━━━ Stored records ━━━

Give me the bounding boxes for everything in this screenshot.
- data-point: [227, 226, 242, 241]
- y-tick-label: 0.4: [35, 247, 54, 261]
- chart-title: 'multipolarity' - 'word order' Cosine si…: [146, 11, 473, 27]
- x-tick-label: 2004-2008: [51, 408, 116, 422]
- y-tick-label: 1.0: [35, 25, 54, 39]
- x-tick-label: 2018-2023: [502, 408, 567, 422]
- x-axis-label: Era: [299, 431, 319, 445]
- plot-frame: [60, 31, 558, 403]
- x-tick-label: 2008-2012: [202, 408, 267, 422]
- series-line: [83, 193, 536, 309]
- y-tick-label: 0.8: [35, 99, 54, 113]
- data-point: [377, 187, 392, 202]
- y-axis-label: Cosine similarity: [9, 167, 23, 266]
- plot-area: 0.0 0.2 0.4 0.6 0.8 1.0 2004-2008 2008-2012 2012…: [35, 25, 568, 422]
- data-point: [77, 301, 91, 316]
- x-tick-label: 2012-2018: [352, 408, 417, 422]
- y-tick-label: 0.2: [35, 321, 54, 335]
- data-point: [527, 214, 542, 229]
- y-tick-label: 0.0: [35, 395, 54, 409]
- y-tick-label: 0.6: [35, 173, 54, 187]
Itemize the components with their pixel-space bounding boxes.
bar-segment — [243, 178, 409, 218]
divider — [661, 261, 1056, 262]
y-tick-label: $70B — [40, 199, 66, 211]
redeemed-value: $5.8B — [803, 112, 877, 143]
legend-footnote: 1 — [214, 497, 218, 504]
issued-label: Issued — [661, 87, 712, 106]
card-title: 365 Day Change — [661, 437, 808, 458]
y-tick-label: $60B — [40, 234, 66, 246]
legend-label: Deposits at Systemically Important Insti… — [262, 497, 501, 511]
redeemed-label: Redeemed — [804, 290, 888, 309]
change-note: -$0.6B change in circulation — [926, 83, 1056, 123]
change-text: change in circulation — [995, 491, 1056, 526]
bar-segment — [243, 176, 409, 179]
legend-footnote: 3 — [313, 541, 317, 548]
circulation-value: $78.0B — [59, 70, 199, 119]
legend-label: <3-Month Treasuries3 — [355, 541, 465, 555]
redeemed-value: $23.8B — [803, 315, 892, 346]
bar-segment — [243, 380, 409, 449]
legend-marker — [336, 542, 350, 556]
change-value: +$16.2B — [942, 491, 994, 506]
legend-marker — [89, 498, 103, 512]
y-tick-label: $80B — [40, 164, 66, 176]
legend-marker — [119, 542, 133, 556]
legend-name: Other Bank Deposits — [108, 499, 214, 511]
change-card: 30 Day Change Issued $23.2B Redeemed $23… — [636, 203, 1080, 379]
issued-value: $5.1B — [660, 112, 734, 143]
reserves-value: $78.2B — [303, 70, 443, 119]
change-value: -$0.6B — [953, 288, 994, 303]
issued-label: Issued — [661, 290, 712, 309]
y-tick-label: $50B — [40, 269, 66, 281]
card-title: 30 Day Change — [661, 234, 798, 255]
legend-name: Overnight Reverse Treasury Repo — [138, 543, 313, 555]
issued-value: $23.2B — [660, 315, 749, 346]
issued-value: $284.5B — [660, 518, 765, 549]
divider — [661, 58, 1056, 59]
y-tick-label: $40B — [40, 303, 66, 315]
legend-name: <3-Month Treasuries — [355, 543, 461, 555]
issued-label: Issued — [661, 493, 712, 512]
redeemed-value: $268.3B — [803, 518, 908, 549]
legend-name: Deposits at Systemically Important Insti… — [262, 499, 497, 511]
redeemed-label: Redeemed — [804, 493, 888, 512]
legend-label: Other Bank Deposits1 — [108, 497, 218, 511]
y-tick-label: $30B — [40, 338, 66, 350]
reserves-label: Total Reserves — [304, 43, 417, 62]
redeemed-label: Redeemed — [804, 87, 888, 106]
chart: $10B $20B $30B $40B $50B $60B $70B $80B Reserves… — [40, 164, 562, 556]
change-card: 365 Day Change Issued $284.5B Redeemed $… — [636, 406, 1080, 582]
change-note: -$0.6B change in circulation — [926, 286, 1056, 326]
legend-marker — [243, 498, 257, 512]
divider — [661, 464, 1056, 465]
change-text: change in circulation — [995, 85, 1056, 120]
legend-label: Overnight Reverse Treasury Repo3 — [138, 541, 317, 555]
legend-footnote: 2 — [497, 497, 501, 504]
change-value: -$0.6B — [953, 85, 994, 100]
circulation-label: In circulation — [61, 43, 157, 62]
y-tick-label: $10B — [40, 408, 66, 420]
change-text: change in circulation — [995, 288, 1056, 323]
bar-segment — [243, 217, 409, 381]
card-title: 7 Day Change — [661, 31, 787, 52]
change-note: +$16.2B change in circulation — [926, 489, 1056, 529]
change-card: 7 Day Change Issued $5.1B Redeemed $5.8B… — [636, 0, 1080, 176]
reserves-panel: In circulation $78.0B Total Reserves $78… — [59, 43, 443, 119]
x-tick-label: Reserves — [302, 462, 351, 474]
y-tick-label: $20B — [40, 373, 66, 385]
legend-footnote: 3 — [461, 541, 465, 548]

━━━
━━━ Stored records ━━━

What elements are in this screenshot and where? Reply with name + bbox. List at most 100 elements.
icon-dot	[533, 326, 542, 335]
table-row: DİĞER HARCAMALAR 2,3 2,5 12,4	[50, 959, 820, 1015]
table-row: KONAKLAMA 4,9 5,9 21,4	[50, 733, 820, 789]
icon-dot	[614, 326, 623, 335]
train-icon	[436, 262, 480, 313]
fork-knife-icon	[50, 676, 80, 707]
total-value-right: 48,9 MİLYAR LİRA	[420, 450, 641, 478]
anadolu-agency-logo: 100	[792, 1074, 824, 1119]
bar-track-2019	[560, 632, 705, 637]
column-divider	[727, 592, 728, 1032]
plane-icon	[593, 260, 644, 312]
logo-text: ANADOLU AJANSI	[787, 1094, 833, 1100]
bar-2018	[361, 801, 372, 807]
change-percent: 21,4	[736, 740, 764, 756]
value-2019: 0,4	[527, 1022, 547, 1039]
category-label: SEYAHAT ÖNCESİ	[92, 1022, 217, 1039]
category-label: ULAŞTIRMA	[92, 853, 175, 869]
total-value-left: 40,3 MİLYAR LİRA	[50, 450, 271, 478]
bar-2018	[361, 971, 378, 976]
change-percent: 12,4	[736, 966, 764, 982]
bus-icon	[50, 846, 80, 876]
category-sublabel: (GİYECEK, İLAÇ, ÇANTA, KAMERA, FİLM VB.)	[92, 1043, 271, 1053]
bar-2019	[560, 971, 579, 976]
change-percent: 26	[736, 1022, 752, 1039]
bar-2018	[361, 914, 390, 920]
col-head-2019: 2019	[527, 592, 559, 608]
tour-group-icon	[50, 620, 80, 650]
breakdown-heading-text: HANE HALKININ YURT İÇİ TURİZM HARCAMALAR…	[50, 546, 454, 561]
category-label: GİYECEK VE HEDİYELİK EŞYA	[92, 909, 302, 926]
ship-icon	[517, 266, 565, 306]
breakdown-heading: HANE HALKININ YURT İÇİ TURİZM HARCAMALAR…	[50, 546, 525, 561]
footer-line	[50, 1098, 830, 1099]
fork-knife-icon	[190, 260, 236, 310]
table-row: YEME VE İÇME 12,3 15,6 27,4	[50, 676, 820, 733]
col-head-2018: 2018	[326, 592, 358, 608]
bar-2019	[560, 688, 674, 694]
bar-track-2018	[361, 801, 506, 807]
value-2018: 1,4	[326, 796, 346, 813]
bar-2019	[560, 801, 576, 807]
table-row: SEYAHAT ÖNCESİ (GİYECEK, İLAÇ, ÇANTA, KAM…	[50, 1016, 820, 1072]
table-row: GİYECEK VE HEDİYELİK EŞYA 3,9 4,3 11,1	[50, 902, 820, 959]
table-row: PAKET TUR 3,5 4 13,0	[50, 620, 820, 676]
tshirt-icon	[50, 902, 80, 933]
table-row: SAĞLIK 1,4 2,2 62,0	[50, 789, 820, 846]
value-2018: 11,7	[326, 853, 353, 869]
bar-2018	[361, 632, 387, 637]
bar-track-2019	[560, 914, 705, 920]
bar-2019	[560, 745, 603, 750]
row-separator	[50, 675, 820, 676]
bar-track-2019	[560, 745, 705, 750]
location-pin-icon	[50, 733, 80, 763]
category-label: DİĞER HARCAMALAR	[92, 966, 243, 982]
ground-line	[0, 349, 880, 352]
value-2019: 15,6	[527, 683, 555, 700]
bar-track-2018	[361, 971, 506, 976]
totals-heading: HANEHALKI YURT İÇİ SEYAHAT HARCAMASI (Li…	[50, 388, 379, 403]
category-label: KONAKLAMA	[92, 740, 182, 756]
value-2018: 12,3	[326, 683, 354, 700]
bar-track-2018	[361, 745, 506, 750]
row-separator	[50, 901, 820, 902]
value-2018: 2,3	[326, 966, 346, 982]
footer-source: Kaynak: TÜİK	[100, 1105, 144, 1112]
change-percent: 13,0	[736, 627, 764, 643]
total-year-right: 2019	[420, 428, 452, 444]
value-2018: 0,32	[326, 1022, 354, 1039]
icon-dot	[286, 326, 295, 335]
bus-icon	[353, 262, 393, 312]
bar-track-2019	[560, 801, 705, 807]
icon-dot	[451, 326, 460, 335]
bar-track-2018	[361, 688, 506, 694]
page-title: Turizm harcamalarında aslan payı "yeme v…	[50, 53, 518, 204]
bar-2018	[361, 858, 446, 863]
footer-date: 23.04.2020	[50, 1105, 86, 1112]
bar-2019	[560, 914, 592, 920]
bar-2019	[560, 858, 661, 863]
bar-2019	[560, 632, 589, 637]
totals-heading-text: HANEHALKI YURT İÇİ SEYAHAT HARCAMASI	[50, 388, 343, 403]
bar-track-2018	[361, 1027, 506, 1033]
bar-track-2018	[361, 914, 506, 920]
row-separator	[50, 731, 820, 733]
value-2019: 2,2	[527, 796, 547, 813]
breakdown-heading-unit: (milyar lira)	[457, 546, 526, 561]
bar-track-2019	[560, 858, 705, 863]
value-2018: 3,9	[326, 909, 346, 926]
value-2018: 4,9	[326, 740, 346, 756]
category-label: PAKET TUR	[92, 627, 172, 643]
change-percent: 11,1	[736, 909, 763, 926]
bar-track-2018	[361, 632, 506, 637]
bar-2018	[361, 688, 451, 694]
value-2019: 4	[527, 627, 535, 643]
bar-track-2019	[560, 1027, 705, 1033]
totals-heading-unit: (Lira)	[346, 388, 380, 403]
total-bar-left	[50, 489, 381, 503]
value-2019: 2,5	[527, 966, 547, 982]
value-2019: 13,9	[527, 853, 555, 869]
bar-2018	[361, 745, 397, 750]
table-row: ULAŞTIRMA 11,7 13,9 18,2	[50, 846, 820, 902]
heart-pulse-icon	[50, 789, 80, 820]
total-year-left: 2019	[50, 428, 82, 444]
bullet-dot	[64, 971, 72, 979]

━━━
━━━ Stored records ━━━

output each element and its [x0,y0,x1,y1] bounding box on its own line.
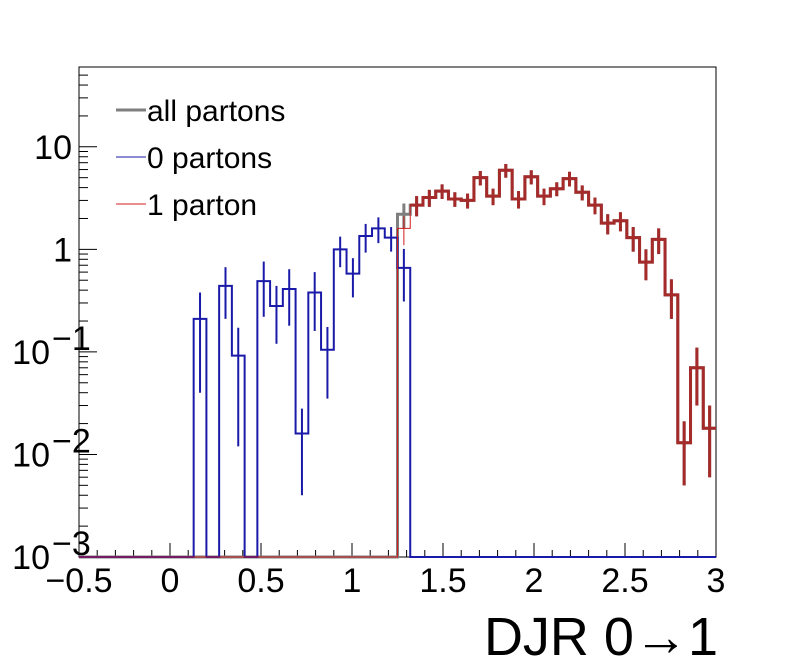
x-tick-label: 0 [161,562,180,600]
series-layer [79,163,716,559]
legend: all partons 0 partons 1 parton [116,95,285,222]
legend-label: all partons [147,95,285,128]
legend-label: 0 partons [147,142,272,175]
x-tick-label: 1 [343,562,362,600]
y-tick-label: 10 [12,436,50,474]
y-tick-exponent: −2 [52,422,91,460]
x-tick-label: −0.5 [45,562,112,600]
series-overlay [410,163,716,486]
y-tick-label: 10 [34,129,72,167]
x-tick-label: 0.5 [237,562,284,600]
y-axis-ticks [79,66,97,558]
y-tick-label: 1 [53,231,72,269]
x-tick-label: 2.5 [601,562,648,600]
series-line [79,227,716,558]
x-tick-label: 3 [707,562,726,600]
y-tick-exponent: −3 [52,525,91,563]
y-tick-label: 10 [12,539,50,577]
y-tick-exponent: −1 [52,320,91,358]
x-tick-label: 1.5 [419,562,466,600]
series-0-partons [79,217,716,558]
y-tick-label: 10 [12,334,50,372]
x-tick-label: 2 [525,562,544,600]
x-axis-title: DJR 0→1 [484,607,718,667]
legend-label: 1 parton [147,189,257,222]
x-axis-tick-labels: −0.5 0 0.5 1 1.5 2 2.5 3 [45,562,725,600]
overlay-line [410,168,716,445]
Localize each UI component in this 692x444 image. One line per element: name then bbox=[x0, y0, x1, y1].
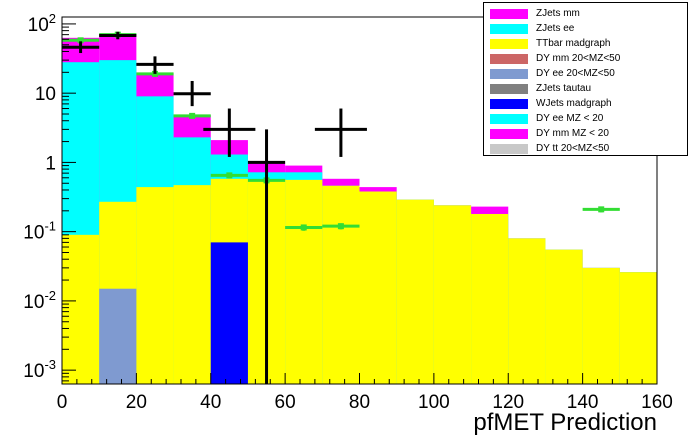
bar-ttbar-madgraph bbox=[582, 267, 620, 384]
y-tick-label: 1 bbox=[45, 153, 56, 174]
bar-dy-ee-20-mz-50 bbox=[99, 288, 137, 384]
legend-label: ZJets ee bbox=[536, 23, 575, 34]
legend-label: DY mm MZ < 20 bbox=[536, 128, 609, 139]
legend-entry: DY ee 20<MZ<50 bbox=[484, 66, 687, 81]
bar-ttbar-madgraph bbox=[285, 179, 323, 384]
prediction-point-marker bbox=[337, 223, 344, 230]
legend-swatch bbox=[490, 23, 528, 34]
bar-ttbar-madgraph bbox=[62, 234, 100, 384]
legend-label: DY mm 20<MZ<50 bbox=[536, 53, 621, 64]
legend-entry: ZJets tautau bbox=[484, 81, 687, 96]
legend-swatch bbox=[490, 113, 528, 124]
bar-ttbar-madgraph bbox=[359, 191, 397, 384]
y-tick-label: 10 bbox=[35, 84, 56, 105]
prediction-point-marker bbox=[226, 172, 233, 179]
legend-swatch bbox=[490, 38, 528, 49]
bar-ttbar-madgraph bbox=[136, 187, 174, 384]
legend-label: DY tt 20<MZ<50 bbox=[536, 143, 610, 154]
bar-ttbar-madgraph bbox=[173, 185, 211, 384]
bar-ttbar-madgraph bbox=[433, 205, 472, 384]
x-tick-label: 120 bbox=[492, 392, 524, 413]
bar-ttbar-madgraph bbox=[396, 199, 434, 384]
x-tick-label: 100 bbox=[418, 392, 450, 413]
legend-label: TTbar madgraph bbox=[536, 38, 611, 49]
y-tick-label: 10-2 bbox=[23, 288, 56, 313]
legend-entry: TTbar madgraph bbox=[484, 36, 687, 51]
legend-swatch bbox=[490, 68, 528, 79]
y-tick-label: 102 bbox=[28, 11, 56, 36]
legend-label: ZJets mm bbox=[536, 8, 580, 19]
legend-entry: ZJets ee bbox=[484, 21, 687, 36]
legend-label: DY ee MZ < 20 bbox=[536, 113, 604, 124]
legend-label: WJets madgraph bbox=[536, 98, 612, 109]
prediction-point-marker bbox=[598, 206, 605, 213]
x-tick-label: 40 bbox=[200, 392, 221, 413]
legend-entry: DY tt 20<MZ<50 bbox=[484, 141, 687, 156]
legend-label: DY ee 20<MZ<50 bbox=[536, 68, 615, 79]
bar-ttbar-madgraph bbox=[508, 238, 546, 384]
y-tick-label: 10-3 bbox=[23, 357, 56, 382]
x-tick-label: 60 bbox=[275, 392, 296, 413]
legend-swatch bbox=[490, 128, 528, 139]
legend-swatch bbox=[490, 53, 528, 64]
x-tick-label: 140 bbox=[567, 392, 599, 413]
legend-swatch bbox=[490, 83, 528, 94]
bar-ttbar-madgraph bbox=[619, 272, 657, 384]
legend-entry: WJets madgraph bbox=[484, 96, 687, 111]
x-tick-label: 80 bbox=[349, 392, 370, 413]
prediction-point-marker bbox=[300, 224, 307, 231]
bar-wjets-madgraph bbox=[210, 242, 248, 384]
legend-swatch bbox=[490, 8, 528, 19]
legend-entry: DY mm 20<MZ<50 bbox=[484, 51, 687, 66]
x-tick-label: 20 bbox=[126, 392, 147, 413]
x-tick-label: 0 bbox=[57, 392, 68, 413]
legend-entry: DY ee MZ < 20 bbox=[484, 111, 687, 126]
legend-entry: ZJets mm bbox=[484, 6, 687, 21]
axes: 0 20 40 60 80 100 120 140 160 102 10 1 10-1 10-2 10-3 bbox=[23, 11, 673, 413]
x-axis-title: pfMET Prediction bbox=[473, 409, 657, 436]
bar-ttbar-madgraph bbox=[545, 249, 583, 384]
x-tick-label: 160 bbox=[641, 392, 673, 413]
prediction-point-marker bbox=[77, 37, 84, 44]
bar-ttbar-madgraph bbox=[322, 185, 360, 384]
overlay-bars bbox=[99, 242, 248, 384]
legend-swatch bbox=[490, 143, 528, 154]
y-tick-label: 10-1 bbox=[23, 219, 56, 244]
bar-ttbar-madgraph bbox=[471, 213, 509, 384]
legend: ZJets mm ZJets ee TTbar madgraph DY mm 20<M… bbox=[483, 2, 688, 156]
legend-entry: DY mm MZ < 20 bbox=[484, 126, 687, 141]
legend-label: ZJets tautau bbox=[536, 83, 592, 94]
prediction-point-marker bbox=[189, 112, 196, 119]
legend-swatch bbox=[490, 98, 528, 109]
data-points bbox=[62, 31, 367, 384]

━━━

» **Instruction**: Please turn the rows from the line with "output each element" up to and including the line with "Localize each UI" into a JSON list of strings, one string per line. Skip blank lines and leave the pictures out.

» **Exercise output**:
[
  "output each element and its [x0,y0,x1,y1] bounding box on its own line.",
  "x-tick-label: 0 [161,562,180,600]",
  "series-layer [79,163,716,559]",
  "legend: all partons 0 partons 1 parton [116,95,285,222]",
  "legend-label: all partons [147,95,285,128]",
  "legend-label: 0 partons [147,142,272,175]",
  "x-tick-label: 1 [343,562,362,600]",
  "y-tick-label: 10 [12,436,50,474]",
  "y-tick-exponent: −2 [52,422,91,460]",
  "x-tick-label: −0.5 [45,562,112,600]",
  "series-overlay [410,163,716,486]",
  "y-tick-label: 10 [34,129,72,167]",
  "x-tick-label: 0.5 [237,562,284,600]",
  "y-axis-ticks [79,66,97,558]",
  "y-tick-label: 1 [53,231,72,269]",
  "x-tick-label: 2.5 [601,562,648,600]",
  "series-line [79,227,716,558]",
  "x-tick-label: 3 [707,562,726,600]",
  "y-tick-exponent: −3 [52,525,91,563]",
  "y-tick-label: 10 [12,539,50,577]",
  "y-tick-exponent: −1 [52,320,91,358]",
  "x-tick-label: 1.5 [419,562,466,600]",
  "series-0-partons [79,217,716,558]",
  "y-tick-label: 10 [12,334,50,372]",
  "x-tick-label: 2 [525,562,544,600]",
  "x-axis-title: DJR 0→1 [484,607,718,667]",
  "legend-label: 1 parton [147,189,257,222]",
  "x-axis-tick-labels: −0.5 0 0.5 1 1.5 2 2.5 3 [45,562,725,600]",
  "overlay-line [410,168,716,445]",
  "Localize each UI component in this 692x444 image. One line per element: name then bbox=[x0, y0, x1, y1]."
]